Written instruction: Write the data below out exactly as it stands. Do not include the pictures.

====== The data ======

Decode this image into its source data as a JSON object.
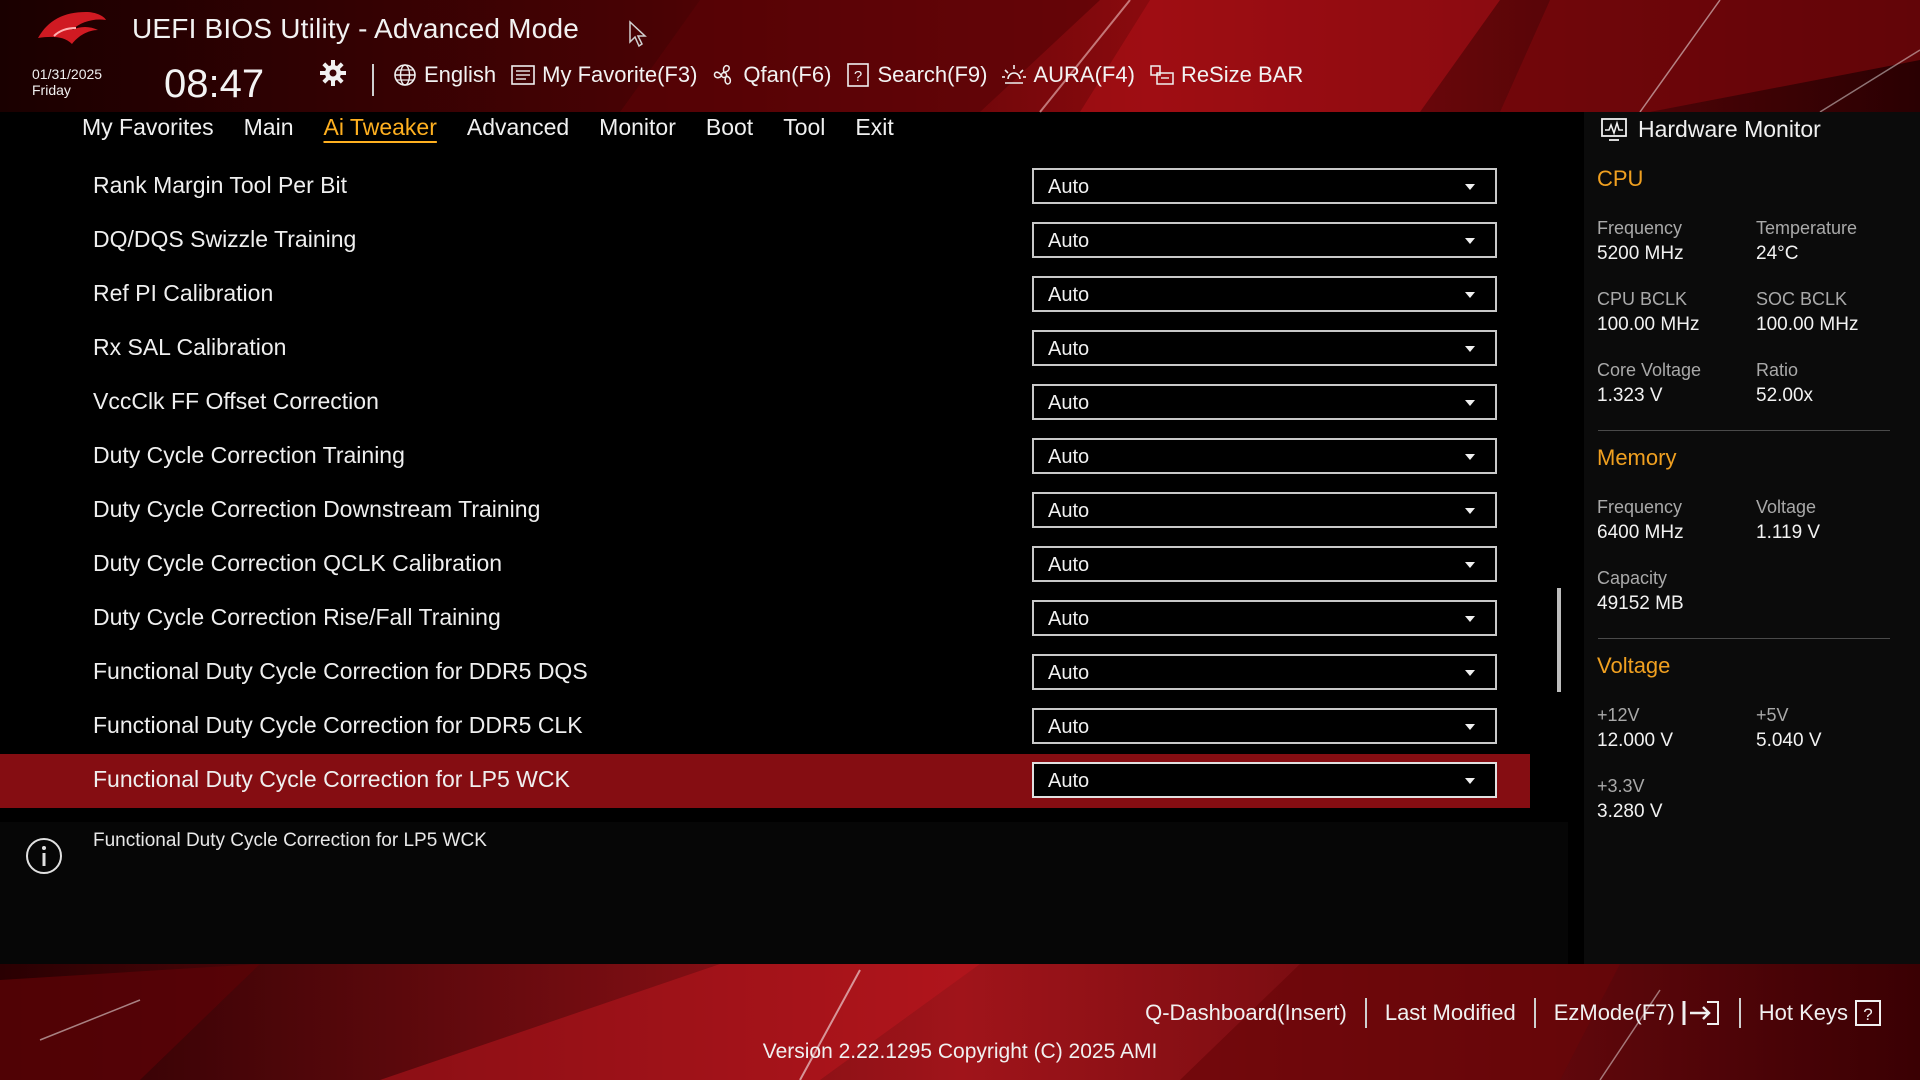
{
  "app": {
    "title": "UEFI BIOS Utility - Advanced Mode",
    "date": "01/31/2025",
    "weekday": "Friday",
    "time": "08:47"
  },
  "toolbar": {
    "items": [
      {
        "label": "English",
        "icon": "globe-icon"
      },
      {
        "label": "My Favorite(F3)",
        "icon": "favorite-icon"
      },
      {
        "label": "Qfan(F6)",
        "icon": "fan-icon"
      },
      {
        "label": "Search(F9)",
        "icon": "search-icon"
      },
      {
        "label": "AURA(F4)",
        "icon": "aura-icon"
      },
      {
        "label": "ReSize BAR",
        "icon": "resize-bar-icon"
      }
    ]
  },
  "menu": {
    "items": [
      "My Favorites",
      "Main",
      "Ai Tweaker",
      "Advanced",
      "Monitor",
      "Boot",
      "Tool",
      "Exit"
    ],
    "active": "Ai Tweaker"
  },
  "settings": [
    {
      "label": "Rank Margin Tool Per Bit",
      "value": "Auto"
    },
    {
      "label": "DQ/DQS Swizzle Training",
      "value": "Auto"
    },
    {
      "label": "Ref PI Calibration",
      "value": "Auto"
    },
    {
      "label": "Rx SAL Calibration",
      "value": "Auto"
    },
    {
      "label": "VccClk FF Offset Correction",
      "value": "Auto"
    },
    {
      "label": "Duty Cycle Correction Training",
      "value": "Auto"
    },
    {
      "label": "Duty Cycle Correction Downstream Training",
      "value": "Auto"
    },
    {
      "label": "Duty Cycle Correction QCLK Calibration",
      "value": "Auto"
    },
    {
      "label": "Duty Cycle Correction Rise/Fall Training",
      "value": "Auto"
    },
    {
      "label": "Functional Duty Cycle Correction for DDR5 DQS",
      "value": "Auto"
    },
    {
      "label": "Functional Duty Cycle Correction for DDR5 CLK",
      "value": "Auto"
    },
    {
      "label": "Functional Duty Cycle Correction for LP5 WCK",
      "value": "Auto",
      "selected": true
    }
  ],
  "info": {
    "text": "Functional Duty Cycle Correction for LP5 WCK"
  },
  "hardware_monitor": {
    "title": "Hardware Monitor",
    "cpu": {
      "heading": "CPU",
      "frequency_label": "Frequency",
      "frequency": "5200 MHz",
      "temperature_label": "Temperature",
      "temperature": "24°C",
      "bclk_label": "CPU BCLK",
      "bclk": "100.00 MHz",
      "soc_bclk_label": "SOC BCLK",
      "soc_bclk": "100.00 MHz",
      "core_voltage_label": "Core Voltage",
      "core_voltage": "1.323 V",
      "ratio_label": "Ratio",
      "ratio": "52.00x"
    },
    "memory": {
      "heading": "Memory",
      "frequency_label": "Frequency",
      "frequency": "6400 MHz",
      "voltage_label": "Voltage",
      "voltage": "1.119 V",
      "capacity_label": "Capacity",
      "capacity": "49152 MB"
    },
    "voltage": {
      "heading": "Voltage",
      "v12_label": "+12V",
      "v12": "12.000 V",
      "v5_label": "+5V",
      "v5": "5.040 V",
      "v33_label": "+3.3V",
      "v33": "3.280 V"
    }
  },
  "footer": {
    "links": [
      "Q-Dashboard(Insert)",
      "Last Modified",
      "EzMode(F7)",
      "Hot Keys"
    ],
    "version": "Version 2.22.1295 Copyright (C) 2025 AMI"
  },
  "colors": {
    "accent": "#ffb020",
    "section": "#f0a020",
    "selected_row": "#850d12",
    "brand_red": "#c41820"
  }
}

======

Result:
Decode this image into its source data as a JSON object.
{
  "app": {
    "title": "UEFI BIOS Utility - Advanced Mode",
    "date": "01/31/2025",
    "weekday": "Friday",
    "time": "08:47"
  },
  "toolbar": {
    "items": [
      {
        "label": "English",
        "icon": "globe-icon"
      },
      {
        "label": "My Favorite(F3)",
        "icon": "favorite-icon"
      },
      {
        "label": "Qfan(F6)",
        "icon": "fan-icon"
      },
      {
        "label": "Search(F9)",
        "icon": "search-icon"
      },
      {
        "label": "AURA(F4)",
        "icon": "aura-icon"
      },
      {
        "label": "ReSize BAR",
        "icon": "resize-bar-icon"
      }
    ]
  },
  "menu": {
    "items": [
      "My Favorites",
      "Main",
      "Ai Tweaker",
      "Advanced",
      "Monitor",
      "Boot",
      "Tool",
      "Exit"
    ],
    "active": "Ai Tweaker"
  },
  "settings": [
    {
      "label": "Rank Margin Tool Per Bit",
      "value": "Auto"
    },
    {
      "label": "DQ/DQS Swizzle Training",
      "value": "Auto"
    },
    {
      "label": "Ref PI Calibration",
      "value": "Auto"
    },
    {
      "label": "Rx SAL Calibration",
      "value": "Auto"
    },
    {
      "label": "VccClk FF Offset Correction",
      "value": "Auto"
    },
    {
      "label": "Duty Cycle Correction Training",
      "value": "Auto"
    },
    {
      "label": "Duty Cycle Correction Downstream Training",
      "value": "Auto"
    },
    {
      "label": "Duty Cycle Correction QCLK Calibration",
      "value": "Auto"
    },
    {
      "label": "Duty Cycle Correction Rise/Fall Training",
      "value": "Auto"
    },
    {
      "label": "Functional Duty Cycle Correction for DDR5 DQS",
      "value": "Auto"
    },
    {
      "label": "Functional Duty Cycle Correction for DDR5 CLK",
      "value": "Auto"
    },
    {
      "label": "Functional Duty Cycle Correction for LP5 WCK",
      "value": "Auto",
      "selected": true
    }
  ],
  "info": {
    "text": "Functional Duty Cycle Correction for LP5 WCK"
  },
  "hardware_monitor": {
    "title": "Hardware Monitor",
    "cpu": {
      "heading": "CPU",
      "frequency_label": "Frequency",
      "frequency": "5200 MHz",
      "temperature_label": "Temperature",
      "temperature": "24°C",
      "bclk_label": "CPU BCLK",
      "bclk": "100.00 MHz",
      "soc_bclk_label": "SOC BCLK",
      "soc_bclk": "100.00 MHz",
      "core_voltage_label": "Core Voltage",
      "core_voltage": "1.323 V",
      "ratio_label": "Ratio",
      "ratio": "52.00x"
    },
    "memory": {
      "heading": "Memory",
      "frequency_label": "Frequency",
      "frequency": "6400 MHz",
      "voltage_label": "Voltage",
      "voltage": "1.119 V",
      "capacity_label": "Capacity",
      "capacity": "49152 MB"
    },
    "voltage": {
      "heading": "Voltage",
      "v12_label": "+12V",
      "v12": "12.000 V",
      "v5_label": "+5V",
      "v5": "5.040 V",
      "v33_label": "+3.3V",
      "v33": "3.280 V"
    }
  },
  "footer": {
    "links": [
      "Q-Dashboard(Insert)",
      "Last Modified",
      "EzMode(F7)",
      "Hot Keys"
    ],
    "version": "Version 2.22.1295 Copyright (C) 2025 AMI"
  },
  "colors": {
    "accent": "#ffb020",
    "section": "#f0a020",
    "selected_row": "#850d12",
    "brand_red": "#c41820"
  }
}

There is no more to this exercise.